Exercise brief: Give back the entire listing verbatim.

Extracted material:

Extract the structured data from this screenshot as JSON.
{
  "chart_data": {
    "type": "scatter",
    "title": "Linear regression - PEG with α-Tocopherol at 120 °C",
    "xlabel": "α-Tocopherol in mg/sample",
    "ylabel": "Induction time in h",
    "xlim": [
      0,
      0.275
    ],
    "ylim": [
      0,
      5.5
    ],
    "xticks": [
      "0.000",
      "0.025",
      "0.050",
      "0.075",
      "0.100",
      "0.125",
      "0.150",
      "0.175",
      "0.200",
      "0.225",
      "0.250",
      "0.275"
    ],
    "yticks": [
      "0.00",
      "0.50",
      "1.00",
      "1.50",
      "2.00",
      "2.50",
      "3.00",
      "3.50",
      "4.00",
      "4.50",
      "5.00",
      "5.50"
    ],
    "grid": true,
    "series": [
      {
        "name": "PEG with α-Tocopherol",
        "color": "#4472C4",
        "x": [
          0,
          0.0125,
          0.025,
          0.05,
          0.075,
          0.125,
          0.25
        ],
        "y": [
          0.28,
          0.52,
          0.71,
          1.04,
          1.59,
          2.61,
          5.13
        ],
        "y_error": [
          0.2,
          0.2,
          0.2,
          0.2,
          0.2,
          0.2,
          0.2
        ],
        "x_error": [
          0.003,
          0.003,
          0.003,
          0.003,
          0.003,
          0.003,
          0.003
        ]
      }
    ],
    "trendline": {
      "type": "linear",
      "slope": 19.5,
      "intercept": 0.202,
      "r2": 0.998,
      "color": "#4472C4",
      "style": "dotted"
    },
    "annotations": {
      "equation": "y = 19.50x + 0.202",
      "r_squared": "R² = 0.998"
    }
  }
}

Solution for this task:
Extract the structured data from this screenshot as JSON.
{
  "chart_data": {
    "type": "scatter",
    "title": "Linear regression - PEG with α-Tocopherol at 120 °C",
    "xlabel": "α-Tocopherol in mg/sample",
    "ylabel": "Induction time in h",
    "xlim": [
      0,
      0.275
    ],
    "ylim": [
      0,
      5.5
    ],
    "xticks": [
      "0.000",
      "0.025",
      "0.050",
      "0.075",
      "0.100",
      "0.125",
      "0.150",
      "0.175",
      "0.200",
      "0.225",
      "0.250",
      "0.275"
    ],
    "yticks": [
      "0.00",
      "0.50",
      "1.00",
      "1.50",
      "2.00",
      "2.50",
      "3.00",
      "3.50",
      "4.00",
      "4.50",
      "5.00",
      "5.50"
    ],
    "grid": true,
    "series": [
      {
        "name": "PEG with α-Tocopherol",
        "color": "#4472C4",
        "x": [
          0,
          0.0125,
          0.025,
          0.05,
          0.075,
          0.125,
          0.25
        ],
        "y": [
          0.28,
          0.52,
          0.71,
          1.04,
          1.59,
          2.61,
          5.13
        ],
        "y_error": [
          0.2,
          0.2,
          0.2,
          0.2,
          0.2,
          0.2,
          0.2
        ],
        "x_error": [
          0.003,
          0.003,
          0.003,
          0.003,
          0.003,
          0.003,
          0.003
        ]
      }
    ],
    "trendline": {
      "type": "linear",
      "slope": 19.5,
      "intercept": 0.202,
      "r2": 0.998,
      "color": "#4472C4",
      "style": "dotted"
    },
    "annotations": {
      "equation": "y = 19.50x + 0.202",
      "r_squared": "R² = 0.998"
    }
  }
}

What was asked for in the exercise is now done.